Where the data below has the string "Agreement", return the whole line.

......

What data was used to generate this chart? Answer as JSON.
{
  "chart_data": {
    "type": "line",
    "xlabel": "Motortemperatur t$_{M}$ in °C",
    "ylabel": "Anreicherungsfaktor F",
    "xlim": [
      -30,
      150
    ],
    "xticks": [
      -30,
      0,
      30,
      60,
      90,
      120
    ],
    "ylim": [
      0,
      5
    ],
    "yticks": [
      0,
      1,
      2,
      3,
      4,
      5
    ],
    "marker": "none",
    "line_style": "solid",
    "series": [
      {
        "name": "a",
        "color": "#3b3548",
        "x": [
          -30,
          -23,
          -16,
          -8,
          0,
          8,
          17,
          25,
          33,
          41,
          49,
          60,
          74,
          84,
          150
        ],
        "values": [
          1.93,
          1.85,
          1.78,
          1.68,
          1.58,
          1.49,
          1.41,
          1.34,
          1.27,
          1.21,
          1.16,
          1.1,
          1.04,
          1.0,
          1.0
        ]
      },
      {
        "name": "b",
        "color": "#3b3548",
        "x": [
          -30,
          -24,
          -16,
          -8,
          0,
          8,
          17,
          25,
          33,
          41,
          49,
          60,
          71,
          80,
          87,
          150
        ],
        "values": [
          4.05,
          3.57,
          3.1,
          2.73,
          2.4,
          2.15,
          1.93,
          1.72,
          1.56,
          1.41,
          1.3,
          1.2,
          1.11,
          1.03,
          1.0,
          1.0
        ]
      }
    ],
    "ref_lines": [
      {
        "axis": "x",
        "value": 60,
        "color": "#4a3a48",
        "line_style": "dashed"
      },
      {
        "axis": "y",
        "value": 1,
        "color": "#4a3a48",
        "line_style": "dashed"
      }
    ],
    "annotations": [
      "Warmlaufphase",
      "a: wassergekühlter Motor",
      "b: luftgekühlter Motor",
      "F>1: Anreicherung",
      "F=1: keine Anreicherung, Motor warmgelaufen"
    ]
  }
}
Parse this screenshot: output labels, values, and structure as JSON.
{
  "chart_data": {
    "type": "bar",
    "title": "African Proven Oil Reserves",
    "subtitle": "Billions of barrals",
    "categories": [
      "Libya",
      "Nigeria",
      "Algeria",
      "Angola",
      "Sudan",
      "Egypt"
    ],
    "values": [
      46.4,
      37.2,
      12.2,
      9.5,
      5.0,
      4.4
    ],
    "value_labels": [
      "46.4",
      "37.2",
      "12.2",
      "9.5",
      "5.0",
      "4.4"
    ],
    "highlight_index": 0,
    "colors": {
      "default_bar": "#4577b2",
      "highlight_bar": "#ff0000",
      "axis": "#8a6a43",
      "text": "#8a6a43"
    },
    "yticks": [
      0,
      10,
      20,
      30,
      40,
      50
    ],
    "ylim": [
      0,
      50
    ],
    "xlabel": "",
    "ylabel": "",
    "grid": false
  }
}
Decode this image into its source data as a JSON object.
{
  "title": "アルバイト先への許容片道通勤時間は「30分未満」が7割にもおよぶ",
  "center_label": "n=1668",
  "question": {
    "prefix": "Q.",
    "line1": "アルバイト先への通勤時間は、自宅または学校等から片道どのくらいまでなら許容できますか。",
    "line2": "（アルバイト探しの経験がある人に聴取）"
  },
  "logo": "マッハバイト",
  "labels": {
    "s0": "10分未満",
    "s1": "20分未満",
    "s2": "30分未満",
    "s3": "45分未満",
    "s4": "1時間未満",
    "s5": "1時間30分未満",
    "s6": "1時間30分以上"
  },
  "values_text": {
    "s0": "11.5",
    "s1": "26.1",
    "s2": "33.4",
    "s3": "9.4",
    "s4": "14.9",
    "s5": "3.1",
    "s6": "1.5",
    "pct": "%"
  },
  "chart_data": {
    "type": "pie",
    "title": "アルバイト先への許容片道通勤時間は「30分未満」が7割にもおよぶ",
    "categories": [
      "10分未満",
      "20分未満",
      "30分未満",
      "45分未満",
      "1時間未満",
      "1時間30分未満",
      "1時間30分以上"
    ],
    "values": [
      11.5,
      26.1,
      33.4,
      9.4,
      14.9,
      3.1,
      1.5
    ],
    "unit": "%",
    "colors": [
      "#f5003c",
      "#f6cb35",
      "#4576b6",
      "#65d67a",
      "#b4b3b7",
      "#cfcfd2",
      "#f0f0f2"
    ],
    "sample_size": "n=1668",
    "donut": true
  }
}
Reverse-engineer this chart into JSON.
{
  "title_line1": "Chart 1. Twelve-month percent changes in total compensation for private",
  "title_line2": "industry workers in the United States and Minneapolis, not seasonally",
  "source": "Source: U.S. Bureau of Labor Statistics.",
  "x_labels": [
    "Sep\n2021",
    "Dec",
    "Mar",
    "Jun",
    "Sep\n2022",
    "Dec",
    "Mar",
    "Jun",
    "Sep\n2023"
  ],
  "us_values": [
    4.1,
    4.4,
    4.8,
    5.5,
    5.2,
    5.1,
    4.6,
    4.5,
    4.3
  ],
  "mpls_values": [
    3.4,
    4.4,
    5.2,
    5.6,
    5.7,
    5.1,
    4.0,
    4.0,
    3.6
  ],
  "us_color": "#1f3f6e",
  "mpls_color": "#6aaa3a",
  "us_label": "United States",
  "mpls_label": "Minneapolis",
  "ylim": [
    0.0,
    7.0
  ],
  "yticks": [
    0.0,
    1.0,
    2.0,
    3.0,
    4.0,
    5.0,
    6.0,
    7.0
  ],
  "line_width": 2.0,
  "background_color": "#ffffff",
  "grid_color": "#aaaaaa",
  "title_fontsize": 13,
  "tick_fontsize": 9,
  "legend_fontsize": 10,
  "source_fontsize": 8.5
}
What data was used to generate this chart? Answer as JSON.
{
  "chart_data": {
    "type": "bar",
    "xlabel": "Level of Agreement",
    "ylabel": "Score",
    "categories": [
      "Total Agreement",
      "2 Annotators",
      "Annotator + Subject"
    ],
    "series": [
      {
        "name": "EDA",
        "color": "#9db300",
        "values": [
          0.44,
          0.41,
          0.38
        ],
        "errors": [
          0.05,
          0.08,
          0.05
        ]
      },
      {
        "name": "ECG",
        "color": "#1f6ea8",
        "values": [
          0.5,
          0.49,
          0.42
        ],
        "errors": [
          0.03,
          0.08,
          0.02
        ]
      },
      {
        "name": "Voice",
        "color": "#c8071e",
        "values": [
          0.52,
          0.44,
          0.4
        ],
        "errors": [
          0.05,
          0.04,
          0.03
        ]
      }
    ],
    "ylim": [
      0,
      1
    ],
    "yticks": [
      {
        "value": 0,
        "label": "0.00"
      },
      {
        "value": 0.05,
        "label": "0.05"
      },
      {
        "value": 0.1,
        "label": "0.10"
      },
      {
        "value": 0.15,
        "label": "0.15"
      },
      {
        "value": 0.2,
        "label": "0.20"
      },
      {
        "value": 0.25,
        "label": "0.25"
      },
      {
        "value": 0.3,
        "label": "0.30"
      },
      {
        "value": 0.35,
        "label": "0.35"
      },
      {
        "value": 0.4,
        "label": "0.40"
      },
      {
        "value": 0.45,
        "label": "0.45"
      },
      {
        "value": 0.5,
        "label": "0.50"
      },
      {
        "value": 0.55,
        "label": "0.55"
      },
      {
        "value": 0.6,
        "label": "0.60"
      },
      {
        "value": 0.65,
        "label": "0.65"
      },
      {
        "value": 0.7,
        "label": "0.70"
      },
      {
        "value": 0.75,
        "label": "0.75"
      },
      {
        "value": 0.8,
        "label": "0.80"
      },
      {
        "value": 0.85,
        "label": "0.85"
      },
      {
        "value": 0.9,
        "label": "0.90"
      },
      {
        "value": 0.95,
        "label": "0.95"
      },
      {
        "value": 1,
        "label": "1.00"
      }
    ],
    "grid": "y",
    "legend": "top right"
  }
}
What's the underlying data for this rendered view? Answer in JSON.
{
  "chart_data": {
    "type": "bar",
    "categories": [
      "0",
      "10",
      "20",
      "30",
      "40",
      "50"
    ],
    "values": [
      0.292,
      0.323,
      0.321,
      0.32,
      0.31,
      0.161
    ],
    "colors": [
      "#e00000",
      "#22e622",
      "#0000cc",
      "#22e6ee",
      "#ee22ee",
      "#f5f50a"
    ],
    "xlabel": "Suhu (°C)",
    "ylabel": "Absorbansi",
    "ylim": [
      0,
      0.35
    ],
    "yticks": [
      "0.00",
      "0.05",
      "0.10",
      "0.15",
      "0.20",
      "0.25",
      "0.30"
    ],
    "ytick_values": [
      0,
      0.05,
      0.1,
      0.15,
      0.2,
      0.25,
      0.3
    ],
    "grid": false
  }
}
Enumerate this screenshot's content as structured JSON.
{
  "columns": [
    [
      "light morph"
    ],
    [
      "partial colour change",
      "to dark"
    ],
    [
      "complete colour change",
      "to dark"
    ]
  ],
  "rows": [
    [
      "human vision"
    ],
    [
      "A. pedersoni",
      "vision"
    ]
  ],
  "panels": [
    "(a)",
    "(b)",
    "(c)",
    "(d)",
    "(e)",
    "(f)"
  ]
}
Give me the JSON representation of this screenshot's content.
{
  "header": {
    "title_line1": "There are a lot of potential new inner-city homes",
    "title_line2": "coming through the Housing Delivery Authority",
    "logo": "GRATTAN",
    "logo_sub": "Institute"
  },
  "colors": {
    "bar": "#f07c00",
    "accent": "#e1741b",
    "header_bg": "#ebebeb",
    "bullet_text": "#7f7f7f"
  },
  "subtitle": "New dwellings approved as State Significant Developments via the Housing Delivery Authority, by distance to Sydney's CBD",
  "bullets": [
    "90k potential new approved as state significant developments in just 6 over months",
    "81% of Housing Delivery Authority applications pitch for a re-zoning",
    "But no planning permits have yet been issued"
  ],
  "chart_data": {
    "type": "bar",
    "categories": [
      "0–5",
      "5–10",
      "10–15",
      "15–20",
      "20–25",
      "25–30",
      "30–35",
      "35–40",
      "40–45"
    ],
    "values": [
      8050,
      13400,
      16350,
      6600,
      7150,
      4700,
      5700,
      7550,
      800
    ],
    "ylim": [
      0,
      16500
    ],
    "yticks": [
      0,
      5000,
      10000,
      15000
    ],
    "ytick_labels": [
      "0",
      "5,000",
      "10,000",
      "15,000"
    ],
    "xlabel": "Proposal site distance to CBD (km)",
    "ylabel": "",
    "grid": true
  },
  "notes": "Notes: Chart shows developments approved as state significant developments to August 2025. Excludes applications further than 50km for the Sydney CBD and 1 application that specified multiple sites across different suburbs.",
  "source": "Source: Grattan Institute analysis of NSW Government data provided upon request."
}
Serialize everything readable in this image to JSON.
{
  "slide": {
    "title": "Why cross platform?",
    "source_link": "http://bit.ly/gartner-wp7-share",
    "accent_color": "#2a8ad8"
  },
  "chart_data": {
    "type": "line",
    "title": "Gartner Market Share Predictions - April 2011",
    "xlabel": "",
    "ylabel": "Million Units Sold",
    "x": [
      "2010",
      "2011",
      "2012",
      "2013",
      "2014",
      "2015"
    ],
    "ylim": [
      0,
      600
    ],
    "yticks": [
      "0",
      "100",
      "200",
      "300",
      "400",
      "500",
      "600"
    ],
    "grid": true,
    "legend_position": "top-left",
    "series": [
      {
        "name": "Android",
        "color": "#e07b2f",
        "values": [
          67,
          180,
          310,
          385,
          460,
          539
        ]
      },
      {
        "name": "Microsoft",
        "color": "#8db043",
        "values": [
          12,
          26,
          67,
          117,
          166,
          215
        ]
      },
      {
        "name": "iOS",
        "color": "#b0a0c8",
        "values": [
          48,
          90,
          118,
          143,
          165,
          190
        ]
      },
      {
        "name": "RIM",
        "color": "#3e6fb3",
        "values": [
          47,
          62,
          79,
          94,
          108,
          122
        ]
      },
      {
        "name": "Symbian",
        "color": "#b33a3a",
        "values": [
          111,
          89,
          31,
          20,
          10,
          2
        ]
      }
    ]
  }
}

......

EXPECTED ANSWER:
    "xlabel": "Level of Agreement",
      "Total Agreement",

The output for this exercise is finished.